Copy out all lines that hold "grid".

:: Data lines ::
========================================================================
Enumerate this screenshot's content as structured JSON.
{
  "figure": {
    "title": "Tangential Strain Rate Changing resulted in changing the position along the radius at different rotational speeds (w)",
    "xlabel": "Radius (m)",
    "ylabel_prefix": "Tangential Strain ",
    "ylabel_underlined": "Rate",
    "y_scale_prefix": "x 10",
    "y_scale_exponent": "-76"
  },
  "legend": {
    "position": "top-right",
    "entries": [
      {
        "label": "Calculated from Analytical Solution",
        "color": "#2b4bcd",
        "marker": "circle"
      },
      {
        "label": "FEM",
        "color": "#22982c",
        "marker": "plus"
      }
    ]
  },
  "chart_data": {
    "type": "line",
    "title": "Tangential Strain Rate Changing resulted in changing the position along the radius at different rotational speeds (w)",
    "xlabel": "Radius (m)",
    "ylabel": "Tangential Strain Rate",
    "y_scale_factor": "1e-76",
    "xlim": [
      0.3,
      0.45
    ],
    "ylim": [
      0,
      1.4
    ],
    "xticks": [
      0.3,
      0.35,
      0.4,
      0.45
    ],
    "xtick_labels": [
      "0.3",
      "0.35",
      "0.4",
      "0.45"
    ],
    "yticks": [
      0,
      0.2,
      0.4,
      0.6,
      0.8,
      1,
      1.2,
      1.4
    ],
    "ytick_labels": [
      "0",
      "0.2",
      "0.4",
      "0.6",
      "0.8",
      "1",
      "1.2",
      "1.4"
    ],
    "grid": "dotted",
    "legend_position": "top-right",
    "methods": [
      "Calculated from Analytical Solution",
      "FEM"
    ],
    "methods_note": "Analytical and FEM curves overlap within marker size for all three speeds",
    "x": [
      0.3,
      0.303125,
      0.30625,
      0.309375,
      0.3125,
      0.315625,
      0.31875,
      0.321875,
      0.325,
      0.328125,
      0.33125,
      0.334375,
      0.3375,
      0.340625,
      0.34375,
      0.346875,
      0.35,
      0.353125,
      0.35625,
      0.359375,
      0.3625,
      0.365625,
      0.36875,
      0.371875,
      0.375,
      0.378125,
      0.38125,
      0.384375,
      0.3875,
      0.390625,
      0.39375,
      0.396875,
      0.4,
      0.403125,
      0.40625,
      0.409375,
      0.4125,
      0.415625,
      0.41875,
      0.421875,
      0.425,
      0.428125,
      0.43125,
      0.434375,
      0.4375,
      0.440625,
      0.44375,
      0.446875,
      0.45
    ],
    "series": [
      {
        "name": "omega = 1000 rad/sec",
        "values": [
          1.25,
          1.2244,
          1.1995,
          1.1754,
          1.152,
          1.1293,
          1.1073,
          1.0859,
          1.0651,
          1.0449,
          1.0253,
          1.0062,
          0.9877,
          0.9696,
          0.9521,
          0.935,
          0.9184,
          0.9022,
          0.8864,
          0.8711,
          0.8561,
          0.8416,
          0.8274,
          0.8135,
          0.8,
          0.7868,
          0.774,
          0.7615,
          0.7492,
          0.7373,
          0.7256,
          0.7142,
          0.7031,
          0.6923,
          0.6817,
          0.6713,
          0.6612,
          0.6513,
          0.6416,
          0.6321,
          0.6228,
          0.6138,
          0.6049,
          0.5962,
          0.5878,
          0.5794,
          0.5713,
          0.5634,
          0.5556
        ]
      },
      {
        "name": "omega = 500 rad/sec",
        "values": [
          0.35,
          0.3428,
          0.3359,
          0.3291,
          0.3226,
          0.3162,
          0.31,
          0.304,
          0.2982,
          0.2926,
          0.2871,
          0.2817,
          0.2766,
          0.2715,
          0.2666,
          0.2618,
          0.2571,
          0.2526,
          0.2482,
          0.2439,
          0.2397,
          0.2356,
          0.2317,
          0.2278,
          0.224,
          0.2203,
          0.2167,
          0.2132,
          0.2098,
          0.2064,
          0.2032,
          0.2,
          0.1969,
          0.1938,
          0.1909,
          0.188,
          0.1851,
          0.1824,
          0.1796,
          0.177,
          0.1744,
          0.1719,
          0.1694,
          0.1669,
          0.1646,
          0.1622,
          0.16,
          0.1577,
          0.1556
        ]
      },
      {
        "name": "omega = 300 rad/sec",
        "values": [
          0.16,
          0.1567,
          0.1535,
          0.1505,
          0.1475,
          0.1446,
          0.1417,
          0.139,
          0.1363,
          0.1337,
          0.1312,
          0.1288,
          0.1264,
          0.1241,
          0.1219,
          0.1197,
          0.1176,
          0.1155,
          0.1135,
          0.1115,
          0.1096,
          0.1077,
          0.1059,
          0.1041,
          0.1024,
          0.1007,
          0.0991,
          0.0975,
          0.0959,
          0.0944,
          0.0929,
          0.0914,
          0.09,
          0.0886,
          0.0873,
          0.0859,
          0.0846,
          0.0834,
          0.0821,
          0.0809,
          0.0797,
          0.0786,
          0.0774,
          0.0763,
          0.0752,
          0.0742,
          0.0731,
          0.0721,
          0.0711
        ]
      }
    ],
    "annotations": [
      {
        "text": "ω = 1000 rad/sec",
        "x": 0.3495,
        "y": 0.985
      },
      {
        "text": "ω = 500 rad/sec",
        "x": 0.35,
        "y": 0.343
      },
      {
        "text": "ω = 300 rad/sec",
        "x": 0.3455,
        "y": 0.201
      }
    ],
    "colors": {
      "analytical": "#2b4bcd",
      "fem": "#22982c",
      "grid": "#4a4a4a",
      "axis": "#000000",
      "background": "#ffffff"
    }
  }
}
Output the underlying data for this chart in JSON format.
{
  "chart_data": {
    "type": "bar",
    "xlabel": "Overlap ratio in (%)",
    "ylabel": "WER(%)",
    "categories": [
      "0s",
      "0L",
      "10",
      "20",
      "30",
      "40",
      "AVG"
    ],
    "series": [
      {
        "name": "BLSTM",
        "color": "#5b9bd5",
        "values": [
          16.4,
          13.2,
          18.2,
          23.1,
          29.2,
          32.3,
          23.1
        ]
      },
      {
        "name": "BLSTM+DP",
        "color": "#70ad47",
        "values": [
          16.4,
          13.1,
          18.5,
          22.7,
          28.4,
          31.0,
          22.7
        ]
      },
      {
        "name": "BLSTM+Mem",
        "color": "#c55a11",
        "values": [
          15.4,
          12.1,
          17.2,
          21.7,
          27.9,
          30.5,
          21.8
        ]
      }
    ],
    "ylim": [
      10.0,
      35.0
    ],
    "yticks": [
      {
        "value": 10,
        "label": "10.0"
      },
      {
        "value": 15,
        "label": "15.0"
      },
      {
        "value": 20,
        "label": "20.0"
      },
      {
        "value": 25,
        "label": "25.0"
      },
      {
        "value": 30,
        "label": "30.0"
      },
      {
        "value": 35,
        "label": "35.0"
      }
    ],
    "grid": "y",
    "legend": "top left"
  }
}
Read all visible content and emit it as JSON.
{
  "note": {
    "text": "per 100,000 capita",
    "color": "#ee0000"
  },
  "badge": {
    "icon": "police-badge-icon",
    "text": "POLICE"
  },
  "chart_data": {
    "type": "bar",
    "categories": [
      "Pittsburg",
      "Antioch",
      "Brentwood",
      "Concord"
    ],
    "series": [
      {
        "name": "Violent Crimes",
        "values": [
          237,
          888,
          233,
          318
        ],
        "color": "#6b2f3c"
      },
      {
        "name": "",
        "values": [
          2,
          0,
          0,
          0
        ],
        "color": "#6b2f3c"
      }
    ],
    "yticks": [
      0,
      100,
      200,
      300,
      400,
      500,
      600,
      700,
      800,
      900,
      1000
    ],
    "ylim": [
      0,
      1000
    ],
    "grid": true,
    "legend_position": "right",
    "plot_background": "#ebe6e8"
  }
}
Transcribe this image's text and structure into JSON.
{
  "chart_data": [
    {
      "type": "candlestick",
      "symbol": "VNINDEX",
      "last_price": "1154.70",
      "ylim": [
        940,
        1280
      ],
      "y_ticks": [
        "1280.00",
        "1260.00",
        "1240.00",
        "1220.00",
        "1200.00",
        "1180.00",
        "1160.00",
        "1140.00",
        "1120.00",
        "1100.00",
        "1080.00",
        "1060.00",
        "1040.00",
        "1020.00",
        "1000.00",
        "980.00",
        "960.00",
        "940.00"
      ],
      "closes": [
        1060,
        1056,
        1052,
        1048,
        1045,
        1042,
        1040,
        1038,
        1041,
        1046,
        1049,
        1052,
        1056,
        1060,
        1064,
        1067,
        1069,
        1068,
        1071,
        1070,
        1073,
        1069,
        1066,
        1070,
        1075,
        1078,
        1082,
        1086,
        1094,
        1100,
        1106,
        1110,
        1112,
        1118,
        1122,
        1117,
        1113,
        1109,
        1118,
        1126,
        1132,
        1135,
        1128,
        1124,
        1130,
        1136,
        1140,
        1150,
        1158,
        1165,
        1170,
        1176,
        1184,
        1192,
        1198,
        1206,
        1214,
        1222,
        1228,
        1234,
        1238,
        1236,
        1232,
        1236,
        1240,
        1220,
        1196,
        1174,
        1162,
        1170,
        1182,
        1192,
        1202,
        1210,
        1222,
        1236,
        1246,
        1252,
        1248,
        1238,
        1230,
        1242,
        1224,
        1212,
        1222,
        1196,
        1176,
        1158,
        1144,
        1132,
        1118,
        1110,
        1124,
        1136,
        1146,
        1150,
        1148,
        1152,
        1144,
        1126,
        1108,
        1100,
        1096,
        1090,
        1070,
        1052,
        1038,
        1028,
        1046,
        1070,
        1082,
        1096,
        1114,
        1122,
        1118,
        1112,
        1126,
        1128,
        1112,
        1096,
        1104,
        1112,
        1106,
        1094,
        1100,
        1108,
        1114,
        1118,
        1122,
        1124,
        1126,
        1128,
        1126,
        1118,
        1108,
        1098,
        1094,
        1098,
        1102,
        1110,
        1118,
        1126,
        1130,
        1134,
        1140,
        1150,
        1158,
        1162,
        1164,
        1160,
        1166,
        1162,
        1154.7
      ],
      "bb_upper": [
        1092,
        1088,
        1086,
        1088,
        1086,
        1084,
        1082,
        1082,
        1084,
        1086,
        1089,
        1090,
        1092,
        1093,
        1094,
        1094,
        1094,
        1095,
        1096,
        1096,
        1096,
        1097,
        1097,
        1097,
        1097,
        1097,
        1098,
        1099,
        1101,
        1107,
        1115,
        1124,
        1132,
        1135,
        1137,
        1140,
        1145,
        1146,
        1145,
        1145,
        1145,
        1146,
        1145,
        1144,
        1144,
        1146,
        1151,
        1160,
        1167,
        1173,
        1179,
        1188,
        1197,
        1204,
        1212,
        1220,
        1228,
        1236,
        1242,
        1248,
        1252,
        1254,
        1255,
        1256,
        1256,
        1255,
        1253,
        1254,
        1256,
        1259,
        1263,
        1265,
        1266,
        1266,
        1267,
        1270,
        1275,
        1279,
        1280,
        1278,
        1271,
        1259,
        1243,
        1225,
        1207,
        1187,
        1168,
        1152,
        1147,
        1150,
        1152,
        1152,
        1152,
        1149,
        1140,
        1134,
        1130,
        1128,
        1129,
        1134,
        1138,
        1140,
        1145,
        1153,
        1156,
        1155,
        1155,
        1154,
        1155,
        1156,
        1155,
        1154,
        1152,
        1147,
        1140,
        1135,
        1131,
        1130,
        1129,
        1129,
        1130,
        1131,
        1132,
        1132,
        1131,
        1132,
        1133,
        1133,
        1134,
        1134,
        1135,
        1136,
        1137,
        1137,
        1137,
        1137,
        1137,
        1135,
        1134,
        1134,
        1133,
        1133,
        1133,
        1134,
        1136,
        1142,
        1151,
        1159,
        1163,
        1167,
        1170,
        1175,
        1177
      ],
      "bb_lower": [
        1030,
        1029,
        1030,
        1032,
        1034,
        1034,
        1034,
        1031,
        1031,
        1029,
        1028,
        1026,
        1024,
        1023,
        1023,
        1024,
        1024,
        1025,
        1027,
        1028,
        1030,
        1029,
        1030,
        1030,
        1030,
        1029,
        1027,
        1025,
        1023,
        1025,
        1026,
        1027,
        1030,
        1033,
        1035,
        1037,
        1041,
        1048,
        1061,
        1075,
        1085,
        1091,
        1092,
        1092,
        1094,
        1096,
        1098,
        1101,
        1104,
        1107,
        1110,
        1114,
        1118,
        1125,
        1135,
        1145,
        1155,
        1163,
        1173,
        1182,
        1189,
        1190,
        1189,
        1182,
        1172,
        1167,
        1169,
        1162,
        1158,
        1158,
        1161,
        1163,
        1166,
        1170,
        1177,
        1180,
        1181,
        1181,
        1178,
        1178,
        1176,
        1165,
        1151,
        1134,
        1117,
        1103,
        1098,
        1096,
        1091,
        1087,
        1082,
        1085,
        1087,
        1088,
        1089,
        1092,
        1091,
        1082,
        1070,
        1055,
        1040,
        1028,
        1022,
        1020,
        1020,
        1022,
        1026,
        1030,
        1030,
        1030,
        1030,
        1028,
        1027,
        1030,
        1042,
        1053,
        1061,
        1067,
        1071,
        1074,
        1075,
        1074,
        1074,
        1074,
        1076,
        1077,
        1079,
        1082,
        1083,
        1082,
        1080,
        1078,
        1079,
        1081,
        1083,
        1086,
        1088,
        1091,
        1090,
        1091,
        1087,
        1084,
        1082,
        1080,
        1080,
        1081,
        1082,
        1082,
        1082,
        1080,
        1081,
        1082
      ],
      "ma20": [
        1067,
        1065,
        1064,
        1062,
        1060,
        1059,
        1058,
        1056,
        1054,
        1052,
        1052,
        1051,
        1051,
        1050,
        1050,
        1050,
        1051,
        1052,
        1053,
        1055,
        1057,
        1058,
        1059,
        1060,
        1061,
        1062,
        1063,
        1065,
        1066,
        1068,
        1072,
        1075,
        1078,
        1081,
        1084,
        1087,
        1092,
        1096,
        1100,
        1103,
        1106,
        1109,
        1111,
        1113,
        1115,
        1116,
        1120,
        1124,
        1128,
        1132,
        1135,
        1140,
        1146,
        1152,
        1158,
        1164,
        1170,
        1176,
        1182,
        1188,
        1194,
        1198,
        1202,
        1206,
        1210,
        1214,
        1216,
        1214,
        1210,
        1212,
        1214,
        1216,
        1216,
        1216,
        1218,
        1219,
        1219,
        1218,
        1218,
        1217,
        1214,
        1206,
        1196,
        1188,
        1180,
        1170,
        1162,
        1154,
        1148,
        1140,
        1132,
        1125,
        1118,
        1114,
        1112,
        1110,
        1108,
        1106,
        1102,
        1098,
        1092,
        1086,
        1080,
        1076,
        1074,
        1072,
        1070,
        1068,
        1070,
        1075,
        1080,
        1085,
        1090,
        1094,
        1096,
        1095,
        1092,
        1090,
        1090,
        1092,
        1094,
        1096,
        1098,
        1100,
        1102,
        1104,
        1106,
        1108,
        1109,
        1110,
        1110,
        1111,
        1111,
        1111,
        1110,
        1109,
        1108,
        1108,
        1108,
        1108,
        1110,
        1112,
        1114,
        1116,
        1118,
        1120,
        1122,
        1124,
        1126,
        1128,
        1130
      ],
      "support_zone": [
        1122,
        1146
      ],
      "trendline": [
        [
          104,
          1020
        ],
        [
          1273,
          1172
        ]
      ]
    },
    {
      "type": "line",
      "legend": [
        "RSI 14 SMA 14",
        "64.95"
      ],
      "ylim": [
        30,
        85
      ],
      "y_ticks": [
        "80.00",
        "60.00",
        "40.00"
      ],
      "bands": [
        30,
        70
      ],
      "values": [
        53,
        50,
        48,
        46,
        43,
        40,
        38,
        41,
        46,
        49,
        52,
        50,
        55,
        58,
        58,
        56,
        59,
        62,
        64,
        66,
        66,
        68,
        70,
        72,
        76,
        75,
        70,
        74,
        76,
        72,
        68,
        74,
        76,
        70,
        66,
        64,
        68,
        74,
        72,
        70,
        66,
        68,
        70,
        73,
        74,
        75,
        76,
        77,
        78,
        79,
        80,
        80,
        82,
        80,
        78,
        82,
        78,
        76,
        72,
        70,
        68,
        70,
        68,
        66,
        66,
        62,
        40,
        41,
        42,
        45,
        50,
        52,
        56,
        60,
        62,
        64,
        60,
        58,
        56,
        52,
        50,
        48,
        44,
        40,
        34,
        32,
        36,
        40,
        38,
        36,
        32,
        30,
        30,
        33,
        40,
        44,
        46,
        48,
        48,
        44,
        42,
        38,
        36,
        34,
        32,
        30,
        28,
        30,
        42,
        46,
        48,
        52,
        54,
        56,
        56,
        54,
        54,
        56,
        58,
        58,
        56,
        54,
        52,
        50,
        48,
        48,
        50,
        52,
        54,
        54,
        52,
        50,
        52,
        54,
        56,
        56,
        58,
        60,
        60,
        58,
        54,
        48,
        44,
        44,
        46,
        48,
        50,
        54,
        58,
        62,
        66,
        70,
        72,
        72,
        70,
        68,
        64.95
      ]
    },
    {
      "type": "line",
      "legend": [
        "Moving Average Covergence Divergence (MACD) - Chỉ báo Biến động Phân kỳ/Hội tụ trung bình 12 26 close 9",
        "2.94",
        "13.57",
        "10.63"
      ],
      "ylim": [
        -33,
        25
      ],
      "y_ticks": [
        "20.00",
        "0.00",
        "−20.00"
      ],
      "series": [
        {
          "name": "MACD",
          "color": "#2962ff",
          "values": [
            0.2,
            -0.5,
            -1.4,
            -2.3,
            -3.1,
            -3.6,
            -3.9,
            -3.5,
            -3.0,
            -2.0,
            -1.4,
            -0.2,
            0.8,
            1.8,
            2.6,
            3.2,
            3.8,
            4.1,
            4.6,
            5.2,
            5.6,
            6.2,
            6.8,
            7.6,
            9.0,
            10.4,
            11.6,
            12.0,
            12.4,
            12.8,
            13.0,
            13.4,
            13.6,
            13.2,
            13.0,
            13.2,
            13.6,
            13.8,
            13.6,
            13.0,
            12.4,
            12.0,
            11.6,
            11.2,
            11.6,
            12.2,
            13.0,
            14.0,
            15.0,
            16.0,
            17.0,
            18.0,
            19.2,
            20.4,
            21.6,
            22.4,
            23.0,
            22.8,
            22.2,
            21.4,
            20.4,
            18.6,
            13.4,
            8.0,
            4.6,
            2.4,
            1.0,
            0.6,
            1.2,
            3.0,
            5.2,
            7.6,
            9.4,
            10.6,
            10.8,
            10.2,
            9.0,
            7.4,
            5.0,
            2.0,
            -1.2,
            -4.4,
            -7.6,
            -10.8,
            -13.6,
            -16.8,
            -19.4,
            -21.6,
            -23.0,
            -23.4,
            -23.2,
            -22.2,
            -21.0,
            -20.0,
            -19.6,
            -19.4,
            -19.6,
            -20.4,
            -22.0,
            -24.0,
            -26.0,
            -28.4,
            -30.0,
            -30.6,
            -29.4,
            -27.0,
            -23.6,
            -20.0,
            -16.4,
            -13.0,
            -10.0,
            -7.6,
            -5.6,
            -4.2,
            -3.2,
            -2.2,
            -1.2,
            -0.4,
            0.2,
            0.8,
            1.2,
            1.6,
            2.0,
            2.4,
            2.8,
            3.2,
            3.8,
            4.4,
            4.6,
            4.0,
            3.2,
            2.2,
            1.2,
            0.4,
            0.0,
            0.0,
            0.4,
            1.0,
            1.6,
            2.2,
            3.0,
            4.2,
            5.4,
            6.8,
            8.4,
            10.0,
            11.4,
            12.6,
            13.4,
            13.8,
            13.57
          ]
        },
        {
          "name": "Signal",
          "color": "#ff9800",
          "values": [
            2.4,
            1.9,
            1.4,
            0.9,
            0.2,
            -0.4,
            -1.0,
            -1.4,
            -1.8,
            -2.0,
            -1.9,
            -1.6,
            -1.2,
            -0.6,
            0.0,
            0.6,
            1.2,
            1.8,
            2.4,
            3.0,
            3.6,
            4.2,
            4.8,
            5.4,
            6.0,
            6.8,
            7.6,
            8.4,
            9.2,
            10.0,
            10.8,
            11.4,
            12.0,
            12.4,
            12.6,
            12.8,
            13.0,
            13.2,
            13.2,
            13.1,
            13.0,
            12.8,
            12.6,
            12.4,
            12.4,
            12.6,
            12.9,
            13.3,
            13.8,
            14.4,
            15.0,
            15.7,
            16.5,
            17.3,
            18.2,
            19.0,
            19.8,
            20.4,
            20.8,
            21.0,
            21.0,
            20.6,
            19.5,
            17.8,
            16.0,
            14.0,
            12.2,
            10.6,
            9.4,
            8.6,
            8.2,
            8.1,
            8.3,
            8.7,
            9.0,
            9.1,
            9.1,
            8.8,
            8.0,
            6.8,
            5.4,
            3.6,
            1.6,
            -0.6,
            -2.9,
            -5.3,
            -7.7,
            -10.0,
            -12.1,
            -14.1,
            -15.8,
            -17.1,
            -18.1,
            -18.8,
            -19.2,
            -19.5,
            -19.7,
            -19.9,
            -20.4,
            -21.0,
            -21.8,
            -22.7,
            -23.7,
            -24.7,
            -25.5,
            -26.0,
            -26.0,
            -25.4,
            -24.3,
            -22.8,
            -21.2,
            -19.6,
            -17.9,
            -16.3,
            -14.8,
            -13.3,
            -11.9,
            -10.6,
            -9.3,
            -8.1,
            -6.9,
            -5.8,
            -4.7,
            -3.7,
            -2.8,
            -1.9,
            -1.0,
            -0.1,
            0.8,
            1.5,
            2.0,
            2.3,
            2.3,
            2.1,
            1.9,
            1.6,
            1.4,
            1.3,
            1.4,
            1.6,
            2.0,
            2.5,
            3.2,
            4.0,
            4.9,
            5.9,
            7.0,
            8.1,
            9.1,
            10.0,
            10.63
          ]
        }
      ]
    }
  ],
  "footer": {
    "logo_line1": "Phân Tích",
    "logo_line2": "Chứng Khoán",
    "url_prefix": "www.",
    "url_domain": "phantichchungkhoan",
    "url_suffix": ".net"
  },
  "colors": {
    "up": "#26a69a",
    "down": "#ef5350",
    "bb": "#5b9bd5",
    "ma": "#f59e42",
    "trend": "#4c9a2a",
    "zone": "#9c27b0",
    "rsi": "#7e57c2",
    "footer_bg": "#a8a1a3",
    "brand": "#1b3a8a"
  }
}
========================================================================
:: Reply ::
    "grid": "dotted",
      "grid": "#4a4a4a",
    "grid": "y",
    "grid": true,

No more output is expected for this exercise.